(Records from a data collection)
>>

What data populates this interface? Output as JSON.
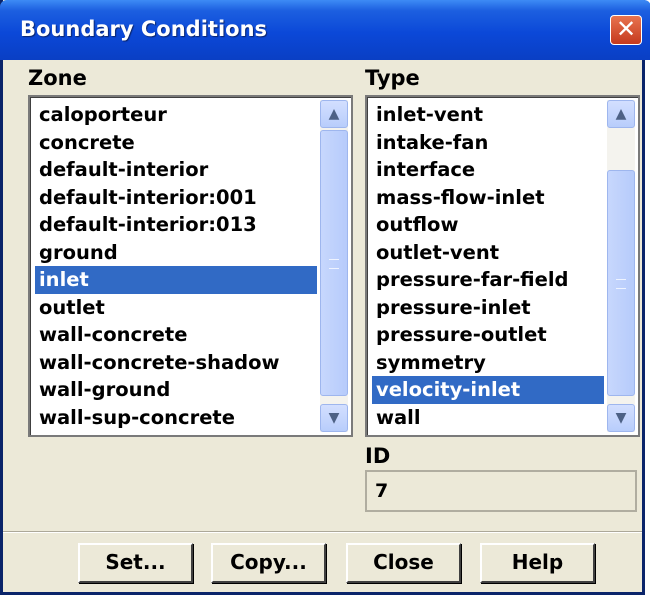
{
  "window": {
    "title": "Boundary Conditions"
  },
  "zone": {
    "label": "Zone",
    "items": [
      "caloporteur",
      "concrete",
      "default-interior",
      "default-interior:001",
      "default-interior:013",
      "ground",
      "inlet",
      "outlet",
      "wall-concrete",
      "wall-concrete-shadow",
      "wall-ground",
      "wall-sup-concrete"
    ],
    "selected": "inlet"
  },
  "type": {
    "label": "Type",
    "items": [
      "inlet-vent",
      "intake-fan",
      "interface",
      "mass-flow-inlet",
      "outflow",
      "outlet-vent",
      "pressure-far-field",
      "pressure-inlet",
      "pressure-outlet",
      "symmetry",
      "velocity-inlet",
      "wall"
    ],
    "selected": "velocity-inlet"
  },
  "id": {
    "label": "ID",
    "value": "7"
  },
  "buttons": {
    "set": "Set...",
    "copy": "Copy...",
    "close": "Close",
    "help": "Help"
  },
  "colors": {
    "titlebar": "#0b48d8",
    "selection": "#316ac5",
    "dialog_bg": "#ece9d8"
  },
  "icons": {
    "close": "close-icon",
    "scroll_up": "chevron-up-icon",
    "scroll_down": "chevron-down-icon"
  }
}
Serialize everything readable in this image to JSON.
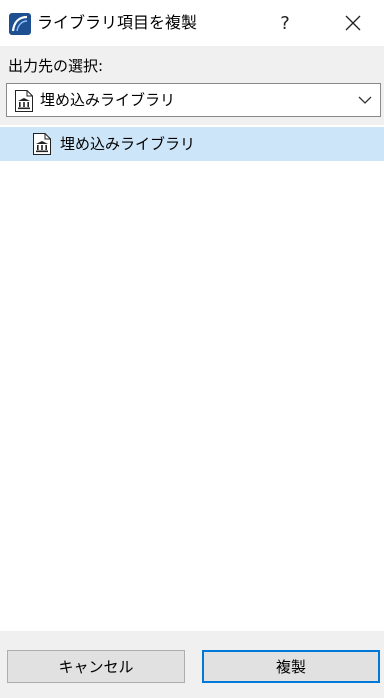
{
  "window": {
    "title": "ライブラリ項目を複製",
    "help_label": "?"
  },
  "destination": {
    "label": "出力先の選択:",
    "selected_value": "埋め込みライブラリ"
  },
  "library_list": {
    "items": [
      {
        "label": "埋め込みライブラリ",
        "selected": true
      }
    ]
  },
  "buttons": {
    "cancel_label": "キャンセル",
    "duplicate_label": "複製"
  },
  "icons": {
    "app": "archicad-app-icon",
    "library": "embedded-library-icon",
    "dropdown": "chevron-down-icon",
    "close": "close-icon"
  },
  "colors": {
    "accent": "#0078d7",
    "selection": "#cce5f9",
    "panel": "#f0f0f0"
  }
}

<<

Your task is to retype all the entries exactly and leave out any pictures.

Task result:
What data populates this interface? Output as JSON.
{
  "window": {
    "title": "Boundary Conditions"
  },
  "zone": {
    "label": "Zone",
    "items": [
      "caloporteur",
      "concrete",
      "default-interior",
      "default-interior:001",
      "default-interior:013",
      "ground",
      "inlet",
      "outlet",
      "wall-concrete",
      "wall-concrete-shadow",
      "wall-ground",
      "wall-sup-concrete"
    ],
    "selected": "inlet"
  },
  "type": {
    "label": "Type",
    "items": [
      "inlet-vent",
      "intake-fan",
      "interface",
      "mass-flow-inlet",
      "outflow",
      "outlet-vent",
      "pressure-far-field",
      "pressure-inlet",
      "pressure-outlet",
      "symmetry",
      "velocity-inlet",
      "wall"
    ],
    "selected": "velocity-inlet"
  },
  "id": {
    "label": "ID",
    "value": "7"
  },
  "buttons": {
    "set": "Set...",
    "copy": "Copy...",
    "close": "Close",
    "help": "Help"
  },
  "colors": {
    "titlebar": "#0b48d8",
    "selection": "#316ac5",
    "dialog_bg": "#ece9d8"
  },
  "icons": {
    "close": "close-icon",
    "scroll_up": "chevron-up-icon",
    "scroll_down": "chevron-down-icon"
  }
}
Serialize everything readable in this image to JSON.
{
  "window": {
    "title": "ライブラリ項目を複製",
    "help_label": "?"
  },
  "destination": {
    "label": "出力先の選択:",
    "selected_value": "埋め込みライブラリ"
  },
  "library_list": {
    "items": [
      {
        "label": "埋め込みライブラリ",
        "selected": true
      }
    ]
  },
  "buttons": {
    "cancel_label": "キャンセル",
    "duplicate_label": "複製"
  },
  "icons": {
    "app": "archicad-app-icon",
    "library": "embedded-library-icon",
    "dropdown": "chevron-down-icon",
    "close": "close-icon"
  },
  "colors": {
    "accent": "#0078d7",
    "selection": "#cce5f9",
    "panel": "#f0f0f0"
  }
}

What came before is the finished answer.